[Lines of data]
______________________________

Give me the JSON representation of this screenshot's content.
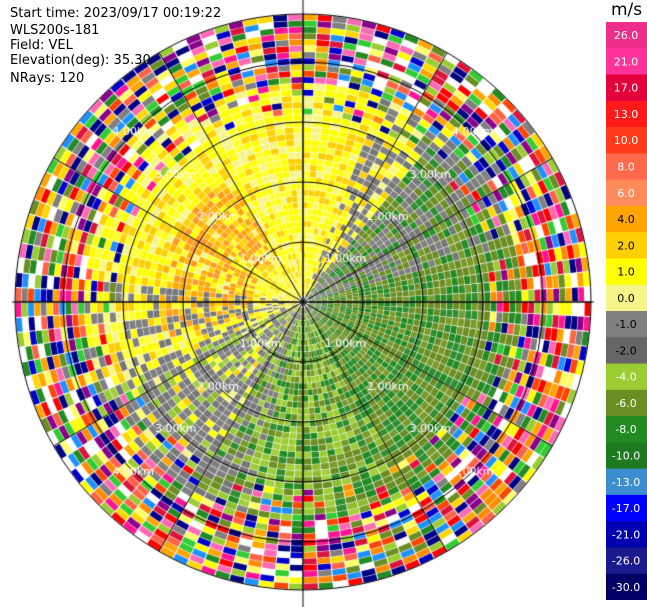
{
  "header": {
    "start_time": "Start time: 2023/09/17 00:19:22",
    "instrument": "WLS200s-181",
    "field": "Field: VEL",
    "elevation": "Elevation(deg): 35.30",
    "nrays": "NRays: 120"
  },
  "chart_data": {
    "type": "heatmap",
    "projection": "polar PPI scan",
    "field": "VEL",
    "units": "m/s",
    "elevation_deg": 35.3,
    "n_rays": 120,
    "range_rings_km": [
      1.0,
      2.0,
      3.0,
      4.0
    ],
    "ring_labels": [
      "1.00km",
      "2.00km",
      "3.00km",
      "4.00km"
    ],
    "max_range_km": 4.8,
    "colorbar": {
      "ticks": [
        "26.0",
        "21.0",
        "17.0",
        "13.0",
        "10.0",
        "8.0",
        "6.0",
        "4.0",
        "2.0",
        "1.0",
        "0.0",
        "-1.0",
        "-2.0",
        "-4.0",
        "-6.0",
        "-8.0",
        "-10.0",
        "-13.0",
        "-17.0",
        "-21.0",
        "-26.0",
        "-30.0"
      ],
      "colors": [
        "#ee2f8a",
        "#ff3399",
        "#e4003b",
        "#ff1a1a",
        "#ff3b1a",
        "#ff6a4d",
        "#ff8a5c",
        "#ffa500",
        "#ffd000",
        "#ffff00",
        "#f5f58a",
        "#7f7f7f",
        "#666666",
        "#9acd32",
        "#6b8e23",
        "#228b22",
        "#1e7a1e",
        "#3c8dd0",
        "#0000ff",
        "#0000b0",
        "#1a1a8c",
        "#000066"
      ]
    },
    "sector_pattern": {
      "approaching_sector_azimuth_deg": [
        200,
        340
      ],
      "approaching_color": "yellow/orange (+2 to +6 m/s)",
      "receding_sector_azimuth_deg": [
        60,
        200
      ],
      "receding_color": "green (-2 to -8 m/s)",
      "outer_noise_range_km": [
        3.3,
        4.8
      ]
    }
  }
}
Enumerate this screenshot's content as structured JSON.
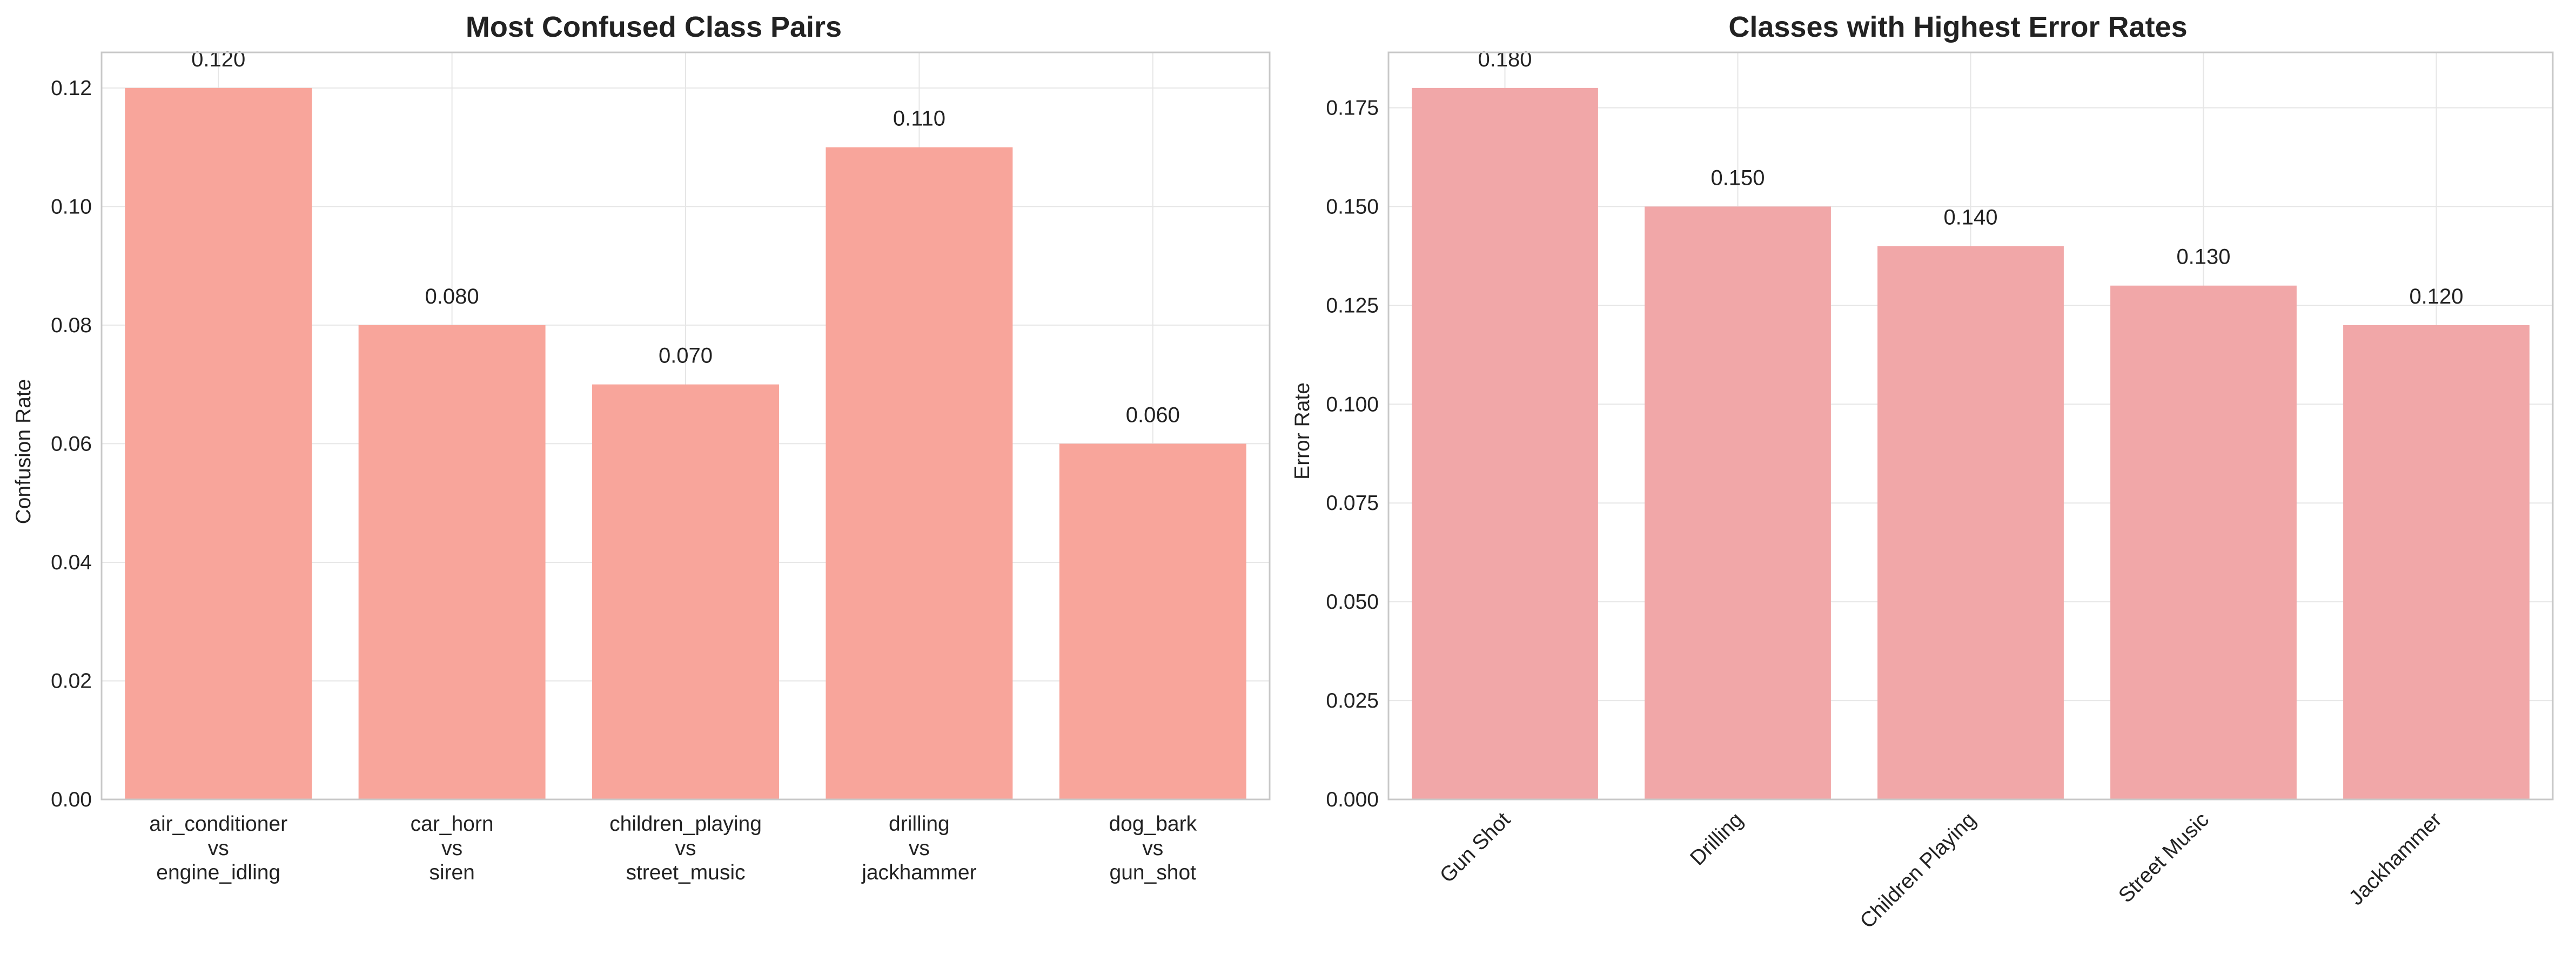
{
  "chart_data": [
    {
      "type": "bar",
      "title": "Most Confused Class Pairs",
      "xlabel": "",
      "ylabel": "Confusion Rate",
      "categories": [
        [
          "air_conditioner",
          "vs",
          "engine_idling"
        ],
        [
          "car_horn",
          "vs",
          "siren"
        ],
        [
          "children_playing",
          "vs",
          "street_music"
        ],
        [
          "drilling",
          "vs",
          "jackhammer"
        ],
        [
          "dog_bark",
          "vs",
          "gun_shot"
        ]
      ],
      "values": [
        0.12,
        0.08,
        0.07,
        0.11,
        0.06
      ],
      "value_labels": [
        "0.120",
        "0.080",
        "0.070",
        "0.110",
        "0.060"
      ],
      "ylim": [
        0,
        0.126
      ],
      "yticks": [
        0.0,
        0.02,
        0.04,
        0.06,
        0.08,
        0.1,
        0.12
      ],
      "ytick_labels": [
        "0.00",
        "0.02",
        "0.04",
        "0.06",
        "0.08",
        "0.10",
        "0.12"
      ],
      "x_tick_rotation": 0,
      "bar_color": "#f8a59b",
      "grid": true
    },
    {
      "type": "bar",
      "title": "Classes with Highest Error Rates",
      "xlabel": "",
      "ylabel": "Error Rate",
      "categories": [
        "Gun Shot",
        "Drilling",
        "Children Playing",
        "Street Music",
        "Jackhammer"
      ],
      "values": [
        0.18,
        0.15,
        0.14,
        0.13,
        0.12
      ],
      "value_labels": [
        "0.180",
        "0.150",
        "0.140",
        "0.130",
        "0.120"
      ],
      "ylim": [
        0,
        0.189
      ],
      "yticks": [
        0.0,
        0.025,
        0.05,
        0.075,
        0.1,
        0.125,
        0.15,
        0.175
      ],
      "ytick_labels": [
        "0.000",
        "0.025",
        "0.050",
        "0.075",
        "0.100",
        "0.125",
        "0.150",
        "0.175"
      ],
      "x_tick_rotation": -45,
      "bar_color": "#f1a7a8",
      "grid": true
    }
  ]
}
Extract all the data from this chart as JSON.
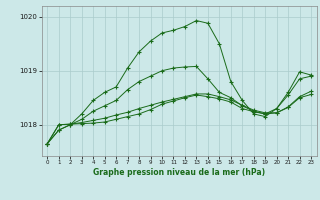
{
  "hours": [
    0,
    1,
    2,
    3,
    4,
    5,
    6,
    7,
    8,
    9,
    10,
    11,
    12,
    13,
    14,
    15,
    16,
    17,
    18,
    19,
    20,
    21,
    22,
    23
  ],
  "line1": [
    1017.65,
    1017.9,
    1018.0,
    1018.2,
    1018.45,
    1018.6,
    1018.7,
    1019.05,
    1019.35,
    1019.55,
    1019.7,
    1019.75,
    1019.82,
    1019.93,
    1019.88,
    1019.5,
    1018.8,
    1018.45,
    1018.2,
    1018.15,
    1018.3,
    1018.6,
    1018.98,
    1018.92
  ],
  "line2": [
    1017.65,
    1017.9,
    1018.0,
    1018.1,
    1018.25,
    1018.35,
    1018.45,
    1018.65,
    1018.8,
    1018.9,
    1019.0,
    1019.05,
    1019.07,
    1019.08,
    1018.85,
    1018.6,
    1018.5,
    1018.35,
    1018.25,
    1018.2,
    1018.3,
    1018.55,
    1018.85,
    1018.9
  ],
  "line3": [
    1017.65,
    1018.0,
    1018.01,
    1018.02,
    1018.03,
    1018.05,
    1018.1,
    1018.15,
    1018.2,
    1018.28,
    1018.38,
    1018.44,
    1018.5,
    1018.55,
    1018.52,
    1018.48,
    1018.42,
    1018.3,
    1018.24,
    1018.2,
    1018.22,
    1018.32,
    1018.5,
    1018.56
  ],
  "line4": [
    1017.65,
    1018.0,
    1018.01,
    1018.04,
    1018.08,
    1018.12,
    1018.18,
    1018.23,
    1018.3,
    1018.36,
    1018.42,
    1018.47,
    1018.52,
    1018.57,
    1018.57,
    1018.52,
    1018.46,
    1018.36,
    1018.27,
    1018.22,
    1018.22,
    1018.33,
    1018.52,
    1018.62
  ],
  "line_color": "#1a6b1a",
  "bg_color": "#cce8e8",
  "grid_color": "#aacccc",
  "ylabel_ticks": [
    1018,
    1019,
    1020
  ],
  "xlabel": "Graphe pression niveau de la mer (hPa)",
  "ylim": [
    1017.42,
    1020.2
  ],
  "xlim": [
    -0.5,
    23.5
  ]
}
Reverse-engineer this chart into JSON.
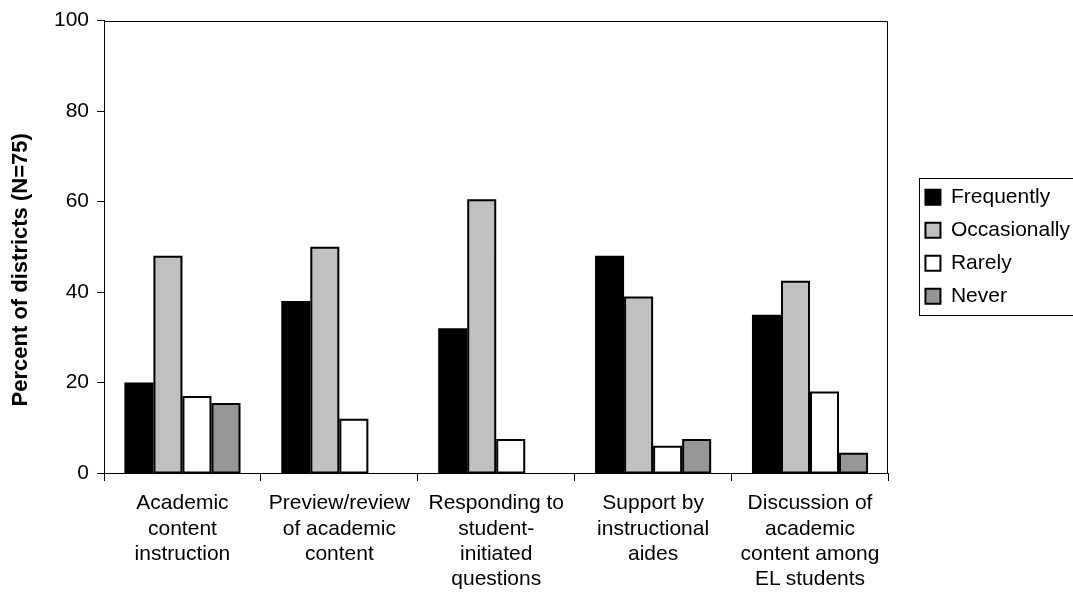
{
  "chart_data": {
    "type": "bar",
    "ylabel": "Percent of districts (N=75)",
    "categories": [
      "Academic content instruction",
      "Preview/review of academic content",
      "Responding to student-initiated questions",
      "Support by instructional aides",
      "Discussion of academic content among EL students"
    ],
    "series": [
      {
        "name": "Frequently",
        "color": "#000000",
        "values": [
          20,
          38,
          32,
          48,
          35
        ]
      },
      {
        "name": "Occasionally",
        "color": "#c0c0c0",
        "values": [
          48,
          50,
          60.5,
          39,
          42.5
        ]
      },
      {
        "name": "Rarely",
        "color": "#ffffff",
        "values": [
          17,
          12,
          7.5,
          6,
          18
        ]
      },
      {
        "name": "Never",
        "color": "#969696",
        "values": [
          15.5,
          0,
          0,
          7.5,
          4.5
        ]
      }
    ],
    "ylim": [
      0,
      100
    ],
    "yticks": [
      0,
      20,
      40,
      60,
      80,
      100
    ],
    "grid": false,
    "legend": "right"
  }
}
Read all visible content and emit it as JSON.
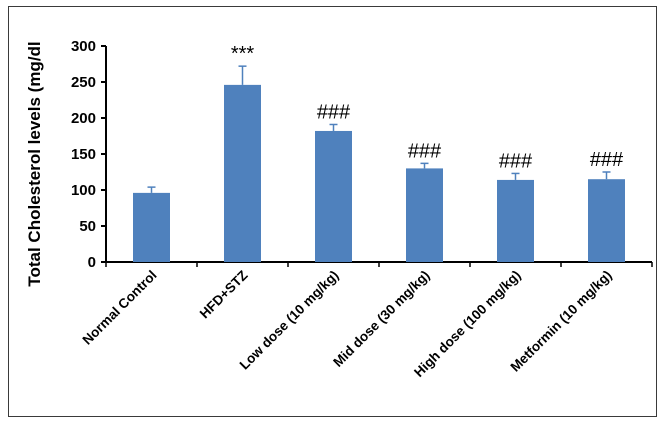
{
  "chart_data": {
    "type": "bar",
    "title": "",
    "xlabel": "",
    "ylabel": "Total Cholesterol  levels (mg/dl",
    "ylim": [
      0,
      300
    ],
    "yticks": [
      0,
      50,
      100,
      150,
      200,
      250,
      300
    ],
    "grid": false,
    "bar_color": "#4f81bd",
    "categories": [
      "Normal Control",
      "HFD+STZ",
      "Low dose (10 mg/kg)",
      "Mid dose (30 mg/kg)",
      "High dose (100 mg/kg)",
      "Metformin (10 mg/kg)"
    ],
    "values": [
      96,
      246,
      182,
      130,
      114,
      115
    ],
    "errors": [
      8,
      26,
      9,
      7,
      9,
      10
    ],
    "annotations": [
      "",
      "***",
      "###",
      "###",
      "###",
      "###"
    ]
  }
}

______________________________

§ Task goal
Quote exactly the lines from the line that contains "Read all visible content and emit it as JSON." through the last line of the listing, please, leaving out all pictures.

§ Correct result
Read all visible content and emit it as JSON.
{
  "chart_data": {
    "type": "bar",
    "title": "",
    "xlabel": "",
    "ylabel": "Total Cholesterol  levels (mg/dl",
    "ylim": [
      0,
      300
    ],
    "yticks": [
      0,
      50,
      100,
      150,
      200,
      250,
      300
    ],
    "grid": false,
    "bar_color": "#4f81bd",
    "categories": [
      "Normal Control",
      "HFD+STZ",
      "Low dose (10 mg/kg)",
      "Mid dose (30 mg/kg)",
      "High dose (100 mg/kg)",
      "Metformin (10 mg/kg)"
    ],
    "values": [
      96,
      246,
      182,
      130,
      114,
      115
    ],
    "errors": [
      8,
      26,
      9,
      7,
      9,
      10
    ],
    "annotations": [
      "",
      "***",
      "###",
      "###",
      "###",
      "###"
    ]
  }
}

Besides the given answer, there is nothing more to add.